■ EXERCISE REQUIREMENTS: Pick out the lines below that include the string "United".

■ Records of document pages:
* * * * * * *
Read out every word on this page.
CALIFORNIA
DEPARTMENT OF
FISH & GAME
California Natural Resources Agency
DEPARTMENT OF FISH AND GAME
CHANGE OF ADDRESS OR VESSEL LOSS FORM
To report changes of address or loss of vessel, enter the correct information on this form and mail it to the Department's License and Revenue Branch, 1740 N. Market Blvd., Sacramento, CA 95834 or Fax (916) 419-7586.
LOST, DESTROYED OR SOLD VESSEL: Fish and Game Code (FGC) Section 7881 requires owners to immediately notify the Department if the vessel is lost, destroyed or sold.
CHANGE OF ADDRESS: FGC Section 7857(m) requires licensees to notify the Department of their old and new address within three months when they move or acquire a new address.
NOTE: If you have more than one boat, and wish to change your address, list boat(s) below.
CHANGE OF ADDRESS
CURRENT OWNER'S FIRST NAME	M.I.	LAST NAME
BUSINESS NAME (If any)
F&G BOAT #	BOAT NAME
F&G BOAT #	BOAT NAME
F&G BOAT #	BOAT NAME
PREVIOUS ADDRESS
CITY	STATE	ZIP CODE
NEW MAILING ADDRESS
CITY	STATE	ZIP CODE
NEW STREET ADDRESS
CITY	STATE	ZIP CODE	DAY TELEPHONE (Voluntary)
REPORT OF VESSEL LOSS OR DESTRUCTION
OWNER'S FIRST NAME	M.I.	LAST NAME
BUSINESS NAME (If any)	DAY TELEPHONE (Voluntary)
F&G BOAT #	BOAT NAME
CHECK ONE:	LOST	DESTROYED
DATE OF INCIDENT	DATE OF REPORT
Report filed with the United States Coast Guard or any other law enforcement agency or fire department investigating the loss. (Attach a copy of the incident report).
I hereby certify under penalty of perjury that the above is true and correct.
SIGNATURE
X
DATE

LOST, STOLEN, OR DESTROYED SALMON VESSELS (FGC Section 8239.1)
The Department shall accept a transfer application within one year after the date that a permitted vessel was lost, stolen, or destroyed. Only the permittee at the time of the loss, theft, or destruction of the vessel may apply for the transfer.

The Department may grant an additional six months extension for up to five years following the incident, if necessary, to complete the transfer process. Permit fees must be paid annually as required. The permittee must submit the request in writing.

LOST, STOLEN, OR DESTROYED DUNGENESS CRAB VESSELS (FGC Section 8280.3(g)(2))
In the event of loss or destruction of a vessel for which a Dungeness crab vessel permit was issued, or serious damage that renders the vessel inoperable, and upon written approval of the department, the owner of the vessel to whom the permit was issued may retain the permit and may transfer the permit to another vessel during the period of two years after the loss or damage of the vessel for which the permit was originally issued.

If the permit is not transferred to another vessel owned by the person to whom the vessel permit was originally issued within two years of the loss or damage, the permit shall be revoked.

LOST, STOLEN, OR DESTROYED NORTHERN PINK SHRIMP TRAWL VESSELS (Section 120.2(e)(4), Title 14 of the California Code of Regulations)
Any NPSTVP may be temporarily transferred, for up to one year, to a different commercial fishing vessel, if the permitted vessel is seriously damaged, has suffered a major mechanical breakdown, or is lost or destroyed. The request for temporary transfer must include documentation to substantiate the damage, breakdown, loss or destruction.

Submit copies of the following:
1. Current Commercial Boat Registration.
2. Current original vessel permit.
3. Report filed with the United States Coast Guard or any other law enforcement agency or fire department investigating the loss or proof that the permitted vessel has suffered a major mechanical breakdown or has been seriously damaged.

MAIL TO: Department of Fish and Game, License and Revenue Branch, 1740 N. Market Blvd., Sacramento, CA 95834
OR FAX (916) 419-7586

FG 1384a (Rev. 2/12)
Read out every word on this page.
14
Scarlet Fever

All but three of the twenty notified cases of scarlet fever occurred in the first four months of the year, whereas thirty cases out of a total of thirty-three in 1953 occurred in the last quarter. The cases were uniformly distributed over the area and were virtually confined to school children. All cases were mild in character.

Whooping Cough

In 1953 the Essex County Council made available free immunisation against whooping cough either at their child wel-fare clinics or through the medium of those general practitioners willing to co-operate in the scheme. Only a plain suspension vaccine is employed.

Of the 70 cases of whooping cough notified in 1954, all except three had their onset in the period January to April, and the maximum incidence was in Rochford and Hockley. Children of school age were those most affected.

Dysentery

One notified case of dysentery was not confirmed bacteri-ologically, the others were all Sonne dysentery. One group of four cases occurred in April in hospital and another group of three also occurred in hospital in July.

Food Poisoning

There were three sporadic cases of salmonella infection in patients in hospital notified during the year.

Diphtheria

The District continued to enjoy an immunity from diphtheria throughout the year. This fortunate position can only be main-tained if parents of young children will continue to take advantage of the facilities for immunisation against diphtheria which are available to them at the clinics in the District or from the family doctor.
* * * * * * *
■ OUTPUT OF THE EXERCISE:
Report filed with the United States Coast Guard or any other law enforcement agency or fire department investigating the loss. (Attach a copy of the incident report).
3. Report filed with the United States Coast Guard or any other law enforcement agency or fire department investigating the loss or proof that the permitted vessel has suffered a major mechanical breakdown or has been seriously damaged.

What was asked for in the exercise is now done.